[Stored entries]
▼▼▼

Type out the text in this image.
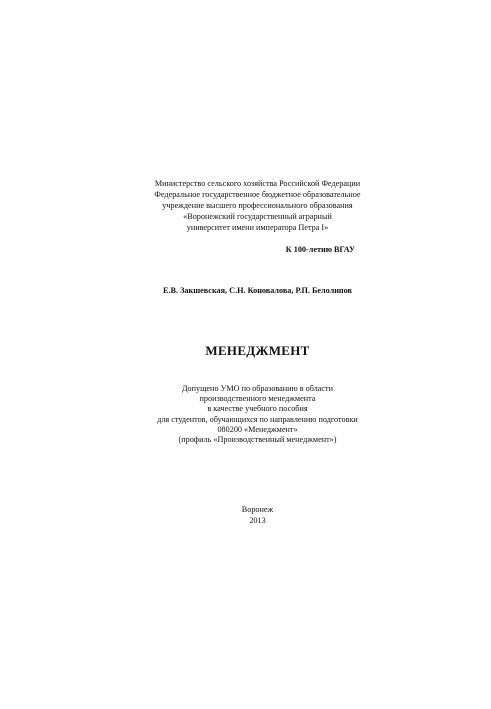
Министерство сельского хозяйства Российской Федерации
Федеральное государственное бюджетное образовательное
учреждение высшего профессионального образования
«Воронежский государственный аграрный
университет имени императора Петра I»
К 100-летию ВГАУ
Е.В. Закшевская, С.Н. Коновалова, Р.П. Белолипов
МЕНЕДЖМЕНТ
Допущено УМО по образованию в области
производственного менеджмента
в качестве учебного пособия
для студентов, обучающихся по направлению подготовки
080200 «Менеджмент»
(профиль «Производственный менеджмент»)
Воронеж
2013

▲▲▲

→ **What is asked**
Copy out all of the material exactly as written, without its pictures.

→ **The answer**
Type out the text in this image.
Министерство сельского хозяйства Российской Федерации
Федеральное государственное бюджетное образовательное
учреждение высшего профессионального образования
«Воронежский государственный аграрный
университет имени императора Петра I»
К 100-летию ВГАУ
Е.В. Закшевская, С.Н. Коновалова, Р.П. Белолипов
МЕНЕДЖМЕНТ
Допущено УМО по образованию в области
производственного менеджмента
в качестве учебного пособия
для студентов, обучающихся по направлению подготовки
080200 «Менеджмент»
(профиль «Производственный менеджмент»)
Воронеж
2013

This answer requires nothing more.